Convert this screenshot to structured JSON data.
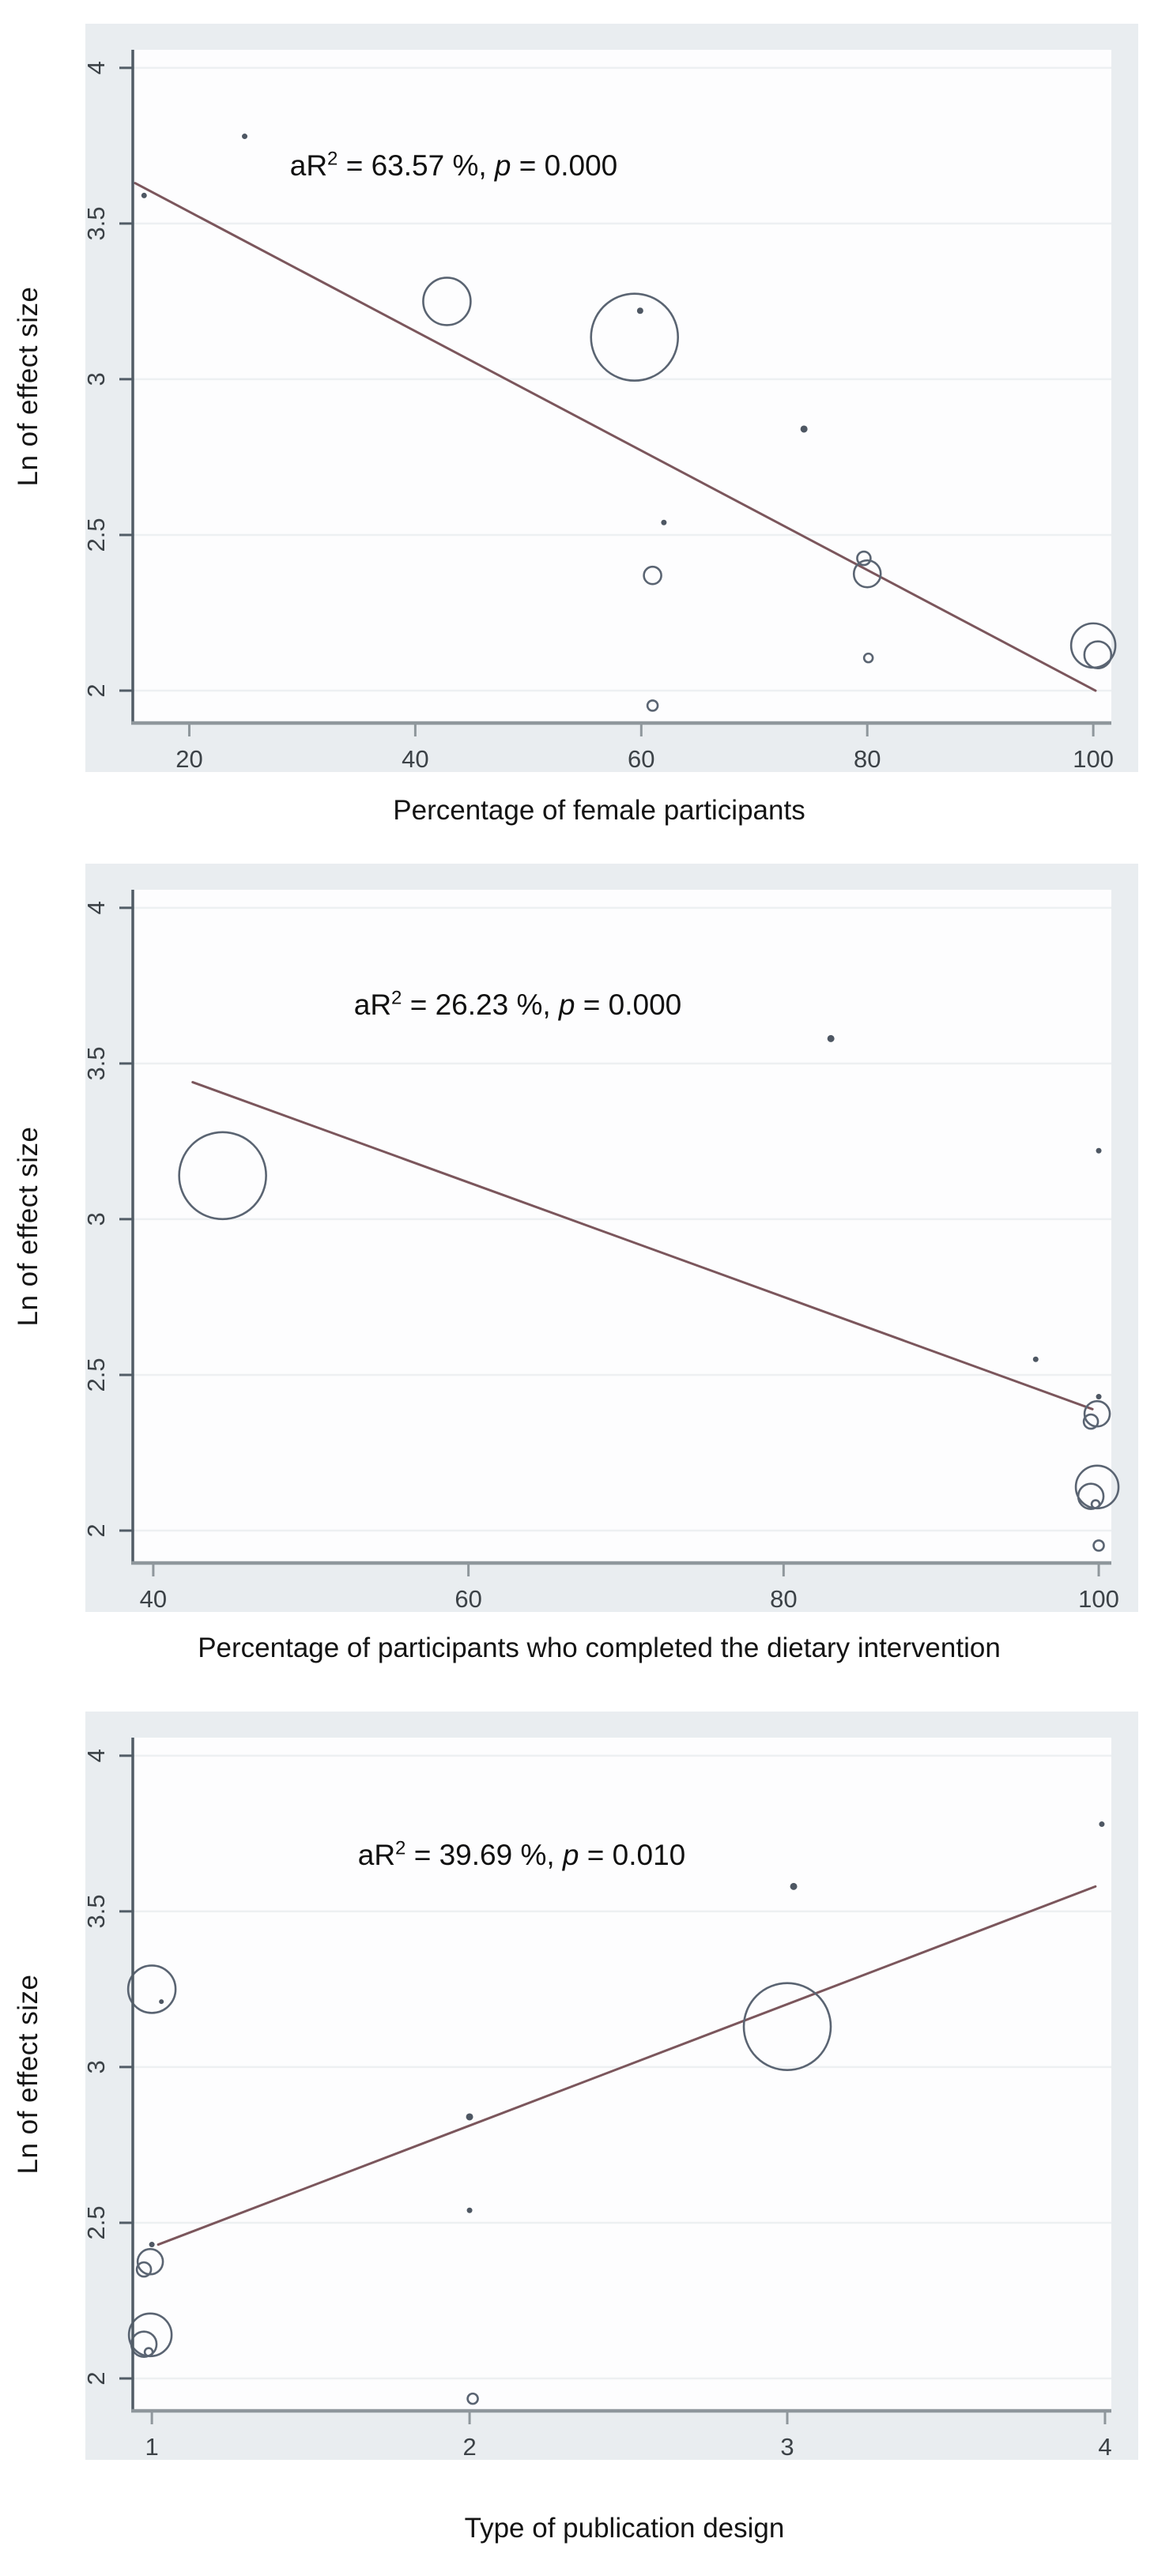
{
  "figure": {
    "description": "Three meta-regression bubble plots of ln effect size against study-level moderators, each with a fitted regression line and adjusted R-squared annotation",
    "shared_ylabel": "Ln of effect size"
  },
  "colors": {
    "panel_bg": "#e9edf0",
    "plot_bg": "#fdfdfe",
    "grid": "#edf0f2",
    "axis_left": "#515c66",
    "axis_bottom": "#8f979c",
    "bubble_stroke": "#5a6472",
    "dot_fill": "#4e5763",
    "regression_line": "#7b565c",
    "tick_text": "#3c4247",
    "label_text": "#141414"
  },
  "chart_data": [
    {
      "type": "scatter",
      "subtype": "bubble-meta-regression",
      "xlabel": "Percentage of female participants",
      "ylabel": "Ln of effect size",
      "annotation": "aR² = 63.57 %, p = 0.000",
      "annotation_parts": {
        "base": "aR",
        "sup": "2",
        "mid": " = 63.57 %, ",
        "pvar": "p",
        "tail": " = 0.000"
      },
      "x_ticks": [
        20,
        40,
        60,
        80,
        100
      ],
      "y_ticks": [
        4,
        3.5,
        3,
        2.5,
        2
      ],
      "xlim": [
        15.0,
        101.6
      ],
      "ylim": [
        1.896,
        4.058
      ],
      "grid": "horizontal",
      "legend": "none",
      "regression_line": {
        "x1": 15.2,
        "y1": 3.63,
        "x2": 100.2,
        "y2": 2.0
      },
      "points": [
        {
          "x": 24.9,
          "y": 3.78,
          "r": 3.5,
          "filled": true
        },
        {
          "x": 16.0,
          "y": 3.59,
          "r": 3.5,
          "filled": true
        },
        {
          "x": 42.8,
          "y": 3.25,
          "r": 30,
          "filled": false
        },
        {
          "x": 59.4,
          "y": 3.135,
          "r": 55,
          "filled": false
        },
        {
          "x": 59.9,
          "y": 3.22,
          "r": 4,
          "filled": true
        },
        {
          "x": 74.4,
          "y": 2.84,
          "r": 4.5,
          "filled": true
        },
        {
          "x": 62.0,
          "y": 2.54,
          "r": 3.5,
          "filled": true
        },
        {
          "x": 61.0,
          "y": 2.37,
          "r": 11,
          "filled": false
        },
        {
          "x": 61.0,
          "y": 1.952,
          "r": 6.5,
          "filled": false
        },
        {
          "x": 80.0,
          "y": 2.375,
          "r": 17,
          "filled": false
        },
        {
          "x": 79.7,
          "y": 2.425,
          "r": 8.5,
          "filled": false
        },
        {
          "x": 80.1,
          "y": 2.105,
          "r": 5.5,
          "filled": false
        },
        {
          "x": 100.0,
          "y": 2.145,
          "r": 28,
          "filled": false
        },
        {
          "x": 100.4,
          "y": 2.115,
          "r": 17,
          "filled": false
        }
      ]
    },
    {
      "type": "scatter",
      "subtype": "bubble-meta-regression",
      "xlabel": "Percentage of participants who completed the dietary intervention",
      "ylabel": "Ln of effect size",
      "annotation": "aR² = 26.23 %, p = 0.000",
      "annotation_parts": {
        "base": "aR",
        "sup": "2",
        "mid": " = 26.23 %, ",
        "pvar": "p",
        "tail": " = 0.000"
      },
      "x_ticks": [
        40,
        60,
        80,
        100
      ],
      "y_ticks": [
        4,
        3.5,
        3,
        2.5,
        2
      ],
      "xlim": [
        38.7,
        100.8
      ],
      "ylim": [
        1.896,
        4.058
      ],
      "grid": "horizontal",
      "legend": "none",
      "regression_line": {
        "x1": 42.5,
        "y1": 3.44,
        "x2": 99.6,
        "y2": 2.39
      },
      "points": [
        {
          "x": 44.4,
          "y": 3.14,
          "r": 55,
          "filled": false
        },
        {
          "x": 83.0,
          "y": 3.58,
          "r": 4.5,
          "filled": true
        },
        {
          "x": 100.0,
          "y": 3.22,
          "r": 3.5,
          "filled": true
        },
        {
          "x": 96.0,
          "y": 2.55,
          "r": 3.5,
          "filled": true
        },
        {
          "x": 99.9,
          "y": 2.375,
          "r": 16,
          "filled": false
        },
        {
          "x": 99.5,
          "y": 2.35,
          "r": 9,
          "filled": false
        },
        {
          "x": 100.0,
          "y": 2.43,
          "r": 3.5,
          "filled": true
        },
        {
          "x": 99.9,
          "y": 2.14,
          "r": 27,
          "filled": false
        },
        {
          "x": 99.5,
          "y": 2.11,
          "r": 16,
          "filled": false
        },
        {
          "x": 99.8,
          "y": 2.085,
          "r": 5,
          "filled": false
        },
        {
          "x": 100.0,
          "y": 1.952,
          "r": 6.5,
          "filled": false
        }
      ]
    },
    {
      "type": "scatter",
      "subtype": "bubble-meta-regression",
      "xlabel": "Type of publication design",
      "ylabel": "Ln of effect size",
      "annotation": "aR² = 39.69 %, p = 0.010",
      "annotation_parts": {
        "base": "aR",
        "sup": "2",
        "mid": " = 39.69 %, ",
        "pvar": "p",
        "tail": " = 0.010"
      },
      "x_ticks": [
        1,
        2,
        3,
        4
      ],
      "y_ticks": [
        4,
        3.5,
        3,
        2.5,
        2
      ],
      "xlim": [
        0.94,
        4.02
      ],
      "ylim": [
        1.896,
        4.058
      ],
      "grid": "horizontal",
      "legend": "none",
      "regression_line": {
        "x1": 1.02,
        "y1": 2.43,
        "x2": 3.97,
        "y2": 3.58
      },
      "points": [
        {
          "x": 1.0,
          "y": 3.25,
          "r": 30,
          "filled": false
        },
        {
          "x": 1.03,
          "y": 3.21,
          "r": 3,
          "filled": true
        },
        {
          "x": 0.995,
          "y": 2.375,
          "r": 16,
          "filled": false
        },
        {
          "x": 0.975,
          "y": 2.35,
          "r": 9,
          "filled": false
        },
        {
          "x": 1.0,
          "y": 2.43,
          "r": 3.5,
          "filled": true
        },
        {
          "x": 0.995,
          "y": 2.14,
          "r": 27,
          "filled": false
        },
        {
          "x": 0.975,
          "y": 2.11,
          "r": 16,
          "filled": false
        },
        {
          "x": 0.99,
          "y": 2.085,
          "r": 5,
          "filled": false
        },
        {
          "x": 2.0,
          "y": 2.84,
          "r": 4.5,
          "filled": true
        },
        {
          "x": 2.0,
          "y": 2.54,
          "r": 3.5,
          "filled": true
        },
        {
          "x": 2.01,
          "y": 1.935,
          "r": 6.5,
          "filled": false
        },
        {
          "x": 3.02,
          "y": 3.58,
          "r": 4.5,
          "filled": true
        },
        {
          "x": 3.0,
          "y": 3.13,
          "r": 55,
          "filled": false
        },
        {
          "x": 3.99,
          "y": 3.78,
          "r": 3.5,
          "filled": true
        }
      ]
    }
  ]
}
=======
§ **TASK PROMPT**: Repeat each entry above word for word, leaving every picture out.

§ **RESULT OF THE EXERCISE**:
Convert this screenshot to structured JSON data.
{
  "figure": {
    "description": "Three meta-regression bubble plots of ln effect size against study-level moderators, each with a fitted regression line and adjusted R-squared annotation",
    "shared_ylabel": "Ln of effect size"
  },
  "colors": {
    "panel_bg": "#e9edf0",
    "plot_bg": "#fdfdfe",
    "grid": "#edf0f2",
    "axis_left": "#515c66",
    "axis_bottom": "#8f979c",
    "bubble_stroke": "#5a6472",
    "dot_fill": "#4e5763",
    "regression_line": "#7b565c",
    "tick_text": "#3c4247",
    "label_text": "#141414"
  },
  "chart_data": [
    {
      "type": "scatter",
      "subtype": "bubble-meta-regression",
      "xlabel": "Percentage of female participants",
      "ylabel": "Ln of effect size",
      "annotation": "aR² = 63.57 %, p = 0.000",
      "annotation_parts": {
        "base": "aR",
        "sup": "2",
        "mid": " = 63.57 %, ",
        "pvar": "p",
        "tail": " = 0.000"
      },
      "x_ticks": [
        20,
        40,
        60,
        80,
        100
      ],
      "y_ticks": [
        4,
        3.5,
        3,
        2.5,
        2
      ],
      "xlim": [
        15.0,
        101.6
      ],
      "ylim": [
        1.896,
        4.058
      ],
      "grid": "horizontal",
      "legend": "none",
      "regression_line": {
        "x1": 15.2,
        "y1": 3.63,
        "x2": 100.2,
        "y2": 2.0
      },
      "points": [
        {
          "x": 24.9,
          "y": 3.78,
          "r": 3.5,
          "filled": true
        },
        {
          "x": 16.0,
          "y": 3.59,
          "r": 3.5,
          "filled": true
        },
        {
          "x": 42.8,
          "y": 3.25,
          "r": 30,
          "filled": false
        },
        {
          "x": 59.4,
          "y": 3.135,
          "r": 55,
          "filled": false
        },
        {
          "x": 59.9,
          "y": 3.22,
          "r": 4,
          "filled": true
        },
        {
          "x": 74.4,
          "y": 2.84,
          "r": 4.5,
          "filled": true
        },
        {
          "x": 62.0,
          "y": 2.54,
          "r": 3.5,
          "filled": true
        },
        {
          "x": 61.0,
          "y": 2.37,
          "r": 11,
          "filled": false
        },
        {
          "x": 61.0,
          "y": 1.952,
          "r": 6.5,
          "filled": false
        },
        {
          "x": 80.0,
          "y": 2.375,
          "r": 17,
          "filled": false
        },
        {
          "x": 79.7,
          "y": 2.425,
          "r": 8.5,
          "filled": false
        },
        {
          "x": 80.1,
          "y": 2.105,
          "r": 5.5,
          "filled": false
        },
        {
          "x": 100.0,
          "y": 2.145,
          "r": 28,
          "filled": false
        },
        {
          "x": 100.4,
          "y": 2.115,
          "r": 17,
          "filled": false
        }
      ]
    },
    {
      "type": "scatter",
      "subtype": "bubble-meta-regression",
      "xlabel": "Percentage of participants who completed the dietary intervention",
      "ylabel": "Ln of effect size",
      "annotation": "aR² = 26.23 %, p = 0.000",
      "annotation_parts": {
        "base": "aR",
        "sup": "2",
        "mid": " = 26.23 %, ",
        "pvar": "p",
        "tail": " = 0.000"
      },
      "x_ticks": [
        40,
        60,
        80,
        100
      ],
      "y_ticks": [
        4,
        3.5,
        3,
        2.5,
        2
      ],
      "xlim": [
        38.7,
        100.8
      ],
      "ylim": [
        1.896,
        4.058
      ],
      "grid": "horizontal",
      "legend": "none",
      "regression_line": {
        "x1": 42.5,
        "y1": 3.44,
        "x2": 99.6,
        "y2": 2.39
      },
      "points": [
        {
          "x": 44.4,
          "y": 3.14,
          "r": 55,
          "filled": false
        },
        {
          "x": 83.0,
          "y": 3.58,
          "r": 4.5,
          "filled": true
        },
        {
          "x": 100.0,
          "y": 3.22,
          "r": 3.5,
          "filled": true
        },
        {
          "x": 96.0,
          "y": 2.55,
          "r": 3.5,
          "filled": true
        },
        {
          "x": 99.9,
          "y": 2.375,
          "r": 16,
          "filled": false
        },
        {
          "x": 99.5,
          "y": 2.35,
          "r": 9,
          "filled": false
        },
        {
          "x": 100.0,
          "y": 2.43,
          "r": 3.5,
          "filled": true
        },
        {
          "x": 99.9,
          "y": 2.14,
          "r": 27,
          "filled": false
        },
        {
          "x": 99.5,
          "y": 2.11,
          "r": 16,
          "filled": false
        },
        {
          "x": 99.8,
          "y": 2.085,
          "r": 5,
          "filled": false
        },
        {
          "x": 100.0,
          "y": 1.952,
          "r": 6.5,
          "filled": false
        }
      ]
    },
    {
      "type": "scatter",
      "subtype": "bubble-meta-regression",
      "xlabel": "Type of publication design",
      "ylabel": "Ln of effect size",
      "annotation": "aR² = 39.69 %, p = 0.010",
      "annotation_parts": {
        "base": "aR",
        "sup": "2",
        "mid": " = 39.69 %, ",
        "pvar": "p",
        "tail": " = 0.010"
      },
      "x_ticks": [
        1,
        2,
        3,
        4
      ],
      "y_ticks": [
        4,
        3.5,
        3,
        2.5,
        2
      ],
      "xlim": [
        0.94,
        4.02
      ],
      "ylim": [
        1.896,
        4.058
      ],
      "grid": "horizontal",
      "legend": "none",
      "regression_line": {
        "x1": 1.02,
        "y1": 2.43,
        "x2": 3.97,
        "y2": 3.58
      },
      "points": [
        {
          "x": 1.0,
          "y": 3.25,
          "r": 30,
          "filled": false
        },
        {
          "x": 1.03,
          "y": 3.21,
          "r": 3,
          "filled": true
        },
        {
          "x": 0.995,
          "y": 2.375,
          "r": 16,
          "filled": false
        },
        {
          "x": 0.975,
          "y": 2.35,
          "r": 9,
          "filled": false
        },
        {
          "x": 1.0,
          "y": 2.43,
          "r": 3.5,
          "filled": true
        },
        {
          "x": 0.995,
          "y": 2.14,
          "r": 27,
          "filled": false
        },
        {
          "x": 0.975,
          "y": 2.11,
          "r": 16,
          "filled": false
        },
        {
          "x": 0.99,
          "y": 2.085,
          "r": 5,
          "filled": false
        },
        {
          "x": 2.0,
          "y": 2.84,
          "r": 4.5,
          "filled": true
        },
        {
          "x": 2.0,
          "y": 2.54,
          "r": 3.5,
          "filled": true
        },
        {
          "x": 2.01,
          "y": 1.935,
          "r": 6.5,
          "filled": false
        },
        {
          "x": 3.02,
          "y": 3.58,
          "r": 4.5,
          "filled": true
        },
        {
          "x": 3.0,
          "y": 3.13,
          "r": 55,
          "filled": false
        },
        {
          "x": 3.99,
          "y": 3.78,
          "r": 3.5,
          "filled": true
        }
      ]
    }
  ]
}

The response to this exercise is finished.